■ **Excerpt to read**
====

Skip to content

[refactor] Semantic Function Clustering Analysis - Safe-Output Configuration Consolidation Opportunities #4917

@github-actions

Description

@github-actions

Executive Summary

Semantic analysis of 240+ non-test Go files in the pkg/ directory reveals significant opportunities for code consolidation and improved organization, particularly in the safe-outputs system. The analysis identified 29 scattered configuration parsing functions, 85-90% duplication in job builders, and a 1,360-line monolithic file that should be split.

Key Findings:

  • 500+ lines of duplicated configuration parsing logic scattered across 29 files
  • 1,000+ lines of boilerplate in job building functions (85-90% similarity)

====

Coordinate annotation records:
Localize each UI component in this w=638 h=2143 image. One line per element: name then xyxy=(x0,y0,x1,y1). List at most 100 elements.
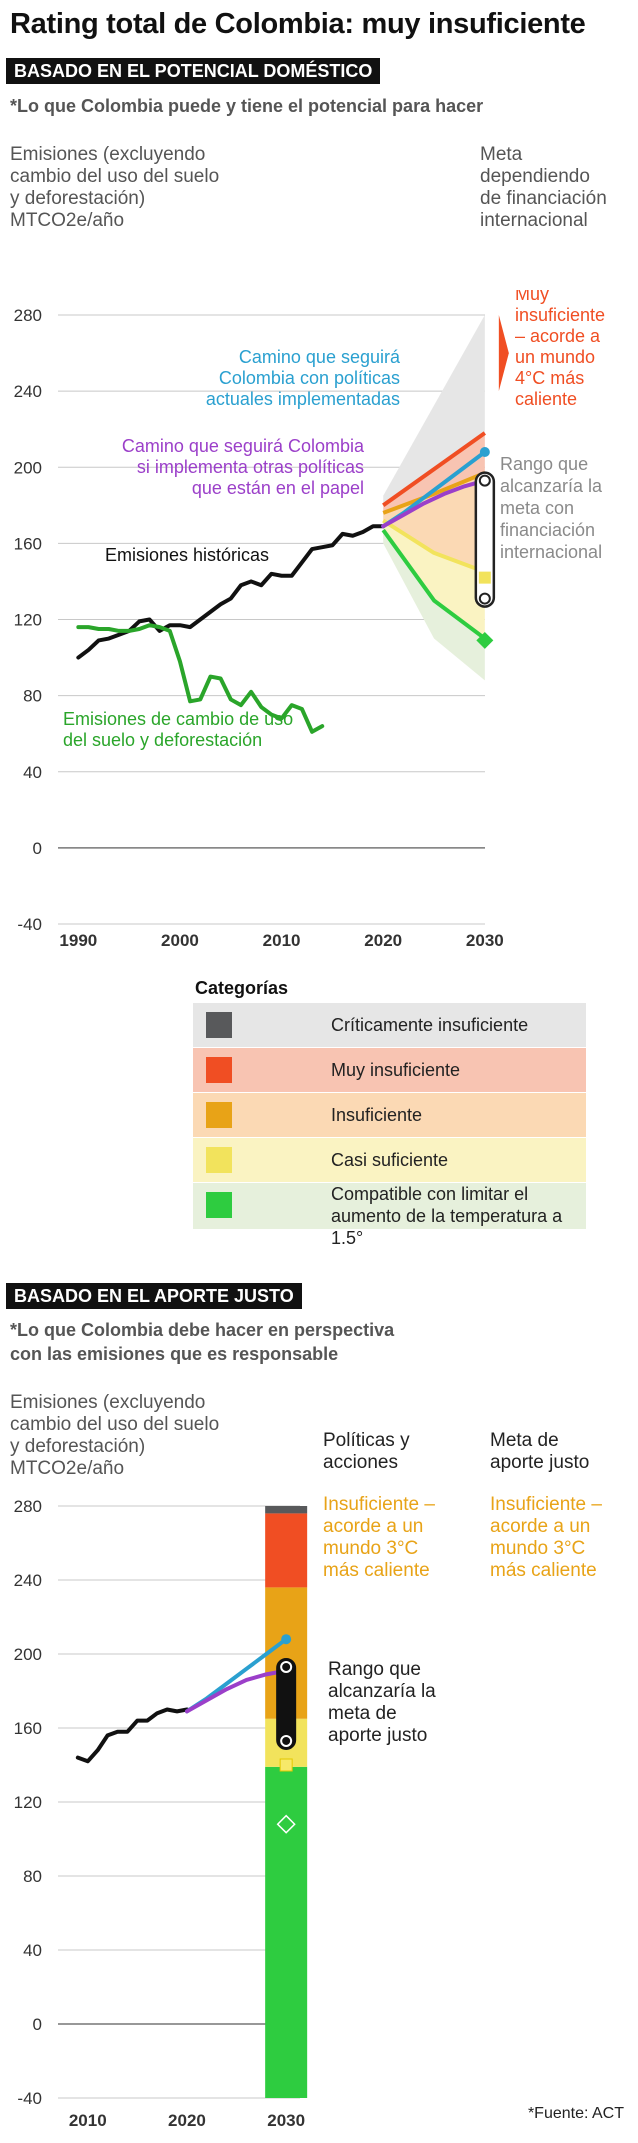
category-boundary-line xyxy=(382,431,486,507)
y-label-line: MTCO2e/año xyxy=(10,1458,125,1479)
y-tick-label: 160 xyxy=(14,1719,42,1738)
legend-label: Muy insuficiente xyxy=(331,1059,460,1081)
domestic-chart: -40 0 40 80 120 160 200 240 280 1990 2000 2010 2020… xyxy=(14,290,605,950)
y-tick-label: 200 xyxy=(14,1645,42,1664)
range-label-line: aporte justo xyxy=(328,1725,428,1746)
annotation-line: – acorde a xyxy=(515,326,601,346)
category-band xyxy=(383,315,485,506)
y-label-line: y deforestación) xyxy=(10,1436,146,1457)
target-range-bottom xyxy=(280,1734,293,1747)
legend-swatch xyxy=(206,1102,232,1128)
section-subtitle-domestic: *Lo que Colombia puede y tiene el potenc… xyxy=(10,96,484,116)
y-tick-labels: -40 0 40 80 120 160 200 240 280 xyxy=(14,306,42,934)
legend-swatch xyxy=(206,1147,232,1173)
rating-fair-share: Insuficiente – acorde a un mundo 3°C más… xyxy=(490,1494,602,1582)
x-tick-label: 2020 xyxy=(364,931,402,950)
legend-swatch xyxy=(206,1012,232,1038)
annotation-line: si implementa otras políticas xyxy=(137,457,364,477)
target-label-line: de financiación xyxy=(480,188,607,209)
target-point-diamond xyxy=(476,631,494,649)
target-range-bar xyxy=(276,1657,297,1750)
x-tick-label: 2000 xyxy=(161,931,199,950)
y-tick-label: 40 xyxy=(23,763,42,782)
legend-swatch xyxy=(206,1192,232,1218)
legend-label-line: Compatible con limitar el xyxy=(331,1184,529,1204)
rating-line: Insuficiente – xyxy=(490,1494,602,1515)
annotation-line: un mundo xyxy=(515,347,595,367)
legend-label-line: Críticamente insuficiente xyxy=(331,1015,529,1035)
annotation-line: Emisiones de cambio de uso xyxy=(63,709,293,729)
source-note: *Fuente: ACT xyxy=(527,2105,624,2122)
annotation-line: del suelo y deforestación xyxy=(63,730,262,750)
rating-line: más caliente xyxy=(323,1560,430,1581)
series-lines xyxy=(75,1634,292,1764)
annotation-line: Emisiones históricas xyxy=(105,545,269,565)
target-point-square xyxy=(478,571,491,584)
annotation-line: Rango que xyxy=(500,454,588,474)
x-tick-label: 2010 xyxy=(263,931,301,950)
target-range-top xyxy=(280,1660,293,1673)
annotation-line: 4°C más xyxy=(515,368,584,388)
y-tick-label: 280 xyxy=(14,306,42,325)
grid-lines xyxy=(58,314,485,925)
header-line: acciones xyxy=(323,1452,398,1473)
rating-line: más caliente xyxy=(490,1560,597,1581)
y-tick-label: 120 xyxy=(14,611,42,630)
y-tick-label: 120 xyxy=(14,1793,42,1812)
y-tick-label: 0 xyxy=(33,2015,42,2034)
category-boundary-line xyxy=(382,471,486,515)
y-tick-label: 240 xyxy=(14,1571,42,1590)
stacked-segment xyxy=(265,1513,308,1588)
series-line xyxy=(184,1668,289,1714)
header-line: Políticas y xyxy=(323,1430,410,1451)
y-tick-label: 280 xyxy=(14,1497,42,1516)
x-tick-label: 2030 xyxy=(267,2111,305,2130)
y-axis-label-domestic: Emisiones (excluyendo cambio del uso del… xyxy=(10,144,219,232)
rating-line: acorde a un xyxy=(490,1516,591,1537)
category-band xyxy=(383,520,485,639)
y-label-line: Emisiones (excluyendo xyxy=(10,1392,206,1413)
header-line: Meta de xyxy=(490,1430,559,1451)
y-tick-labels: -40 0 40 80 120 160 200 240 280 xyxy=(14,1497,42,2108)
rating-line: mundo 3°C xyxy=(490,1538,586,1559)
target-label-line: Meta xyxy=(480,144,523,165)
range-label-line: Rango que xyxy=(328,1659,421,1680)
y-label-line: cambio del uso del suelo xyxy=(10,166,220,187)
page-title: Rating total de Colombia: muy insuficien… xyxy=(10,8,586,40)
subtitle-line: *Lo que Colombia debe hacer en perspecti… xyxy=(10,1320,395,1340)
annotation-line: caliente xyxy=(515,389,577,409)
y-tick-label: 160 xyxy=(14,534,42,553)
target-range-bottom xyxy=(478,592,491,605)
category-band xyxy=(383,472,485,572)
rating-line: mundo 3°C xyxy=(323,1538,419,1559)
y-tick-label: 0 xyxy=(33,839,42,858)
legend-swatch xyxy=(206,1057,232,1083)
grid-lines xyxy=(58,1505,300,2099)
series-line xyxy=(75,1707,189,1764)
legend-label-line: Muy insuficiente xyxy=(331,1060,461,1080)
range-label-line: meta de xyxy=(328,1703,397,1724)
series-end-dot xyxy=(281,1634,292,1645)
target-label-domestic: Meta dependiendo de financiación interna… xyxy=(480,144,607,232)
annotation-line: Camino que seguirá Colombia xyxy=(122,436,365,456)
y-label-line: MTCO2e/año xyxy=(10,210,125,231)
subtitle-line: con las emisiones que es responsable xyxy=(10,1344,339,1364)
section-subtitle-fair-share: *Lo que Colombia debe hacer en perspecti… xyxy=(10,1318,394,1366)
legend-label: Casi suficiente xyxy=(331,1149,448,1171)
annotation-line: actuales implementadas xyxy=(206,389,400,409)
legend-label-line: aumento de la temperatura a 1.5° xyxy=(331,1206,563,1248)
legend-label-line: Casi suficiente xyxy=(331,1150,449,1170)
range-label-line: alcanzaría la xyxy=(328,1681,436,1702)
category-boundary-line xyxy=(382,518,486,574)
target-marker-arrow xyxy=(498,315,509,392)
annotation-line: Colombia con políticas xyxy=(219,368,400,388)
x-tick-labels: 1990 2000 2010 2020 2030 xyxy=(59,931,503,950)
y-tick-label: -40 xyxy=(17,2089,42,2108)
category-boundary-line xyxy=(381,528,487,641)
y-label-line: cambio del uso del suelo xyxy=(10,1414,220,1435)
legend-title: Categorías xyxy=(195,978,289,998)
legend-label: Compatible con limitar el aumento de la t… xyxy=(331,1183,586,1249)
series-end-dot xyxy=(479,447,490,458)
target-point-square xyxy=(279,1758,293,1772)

====

■ **Set task 1**
Answer these from the refactor analysis:
(a) How many non-test Go files in the pkg/ directory were analyzed?
(b) How many lines long is the monolithic file that the analysis says should be split?
(c) What degree of similarity is reported for the job building functions?
■ **Set task 2**
Pick up the refactor analysis after its final bullet and keep writing it.

■ **Exercise result 1**
(a) 240+
(b) 1,360 lines
(c) 85-90%

■ **Exercise result 2**
  • 200+ lines of duplicated log parsing logic across 4 engine implementations
  • Monolithic safe_outputs.go (1,360 lines) mixing 4 distinct concerns

Total Analysis Scope:

  • 240 Go source files analyzed (excluding tests)
  • 1,800+ functions cataloged
  • 6 major refactoring clusters identified
  • 3 critical priority issues requiring immediate attention
Detailed Findings and Recommendations

Critical Priority Issues

1. Scattered Configuration Parsing Functions (29 files, 500+ lines of duplication)

Problem: Each safe-output type has its own parseXXXConfig() function scattered across individual files, creating maintenance overhead and inconsistent patterns.

Affected Files (29):

pkg/workflow/create_issue.go:parseIssuesConfig()
pkg/workflow/create_discussion.go:parseDiscussionsConfig()
pkg/workflow/add_comment.go:parseCommentsConfig()
pkg/workflow/close_issue.go:parseCloseIssuesConfig()
pkg/workflow/close_pull_request.go:parseClosePullRequestsConfig()
pkg/workflow/close_discussion.go:parseCloseDiscussionsConfig()
pkg/workflow/create_pull_request.go:parsePullRequestsConfig()
pkg/workflow/create_pr_review_comment.go:parsePullRequestReviewCommentsConfig()
pkg/workflow/create_code_scanning_alert.go:parseCodeScanningAlertsConfig()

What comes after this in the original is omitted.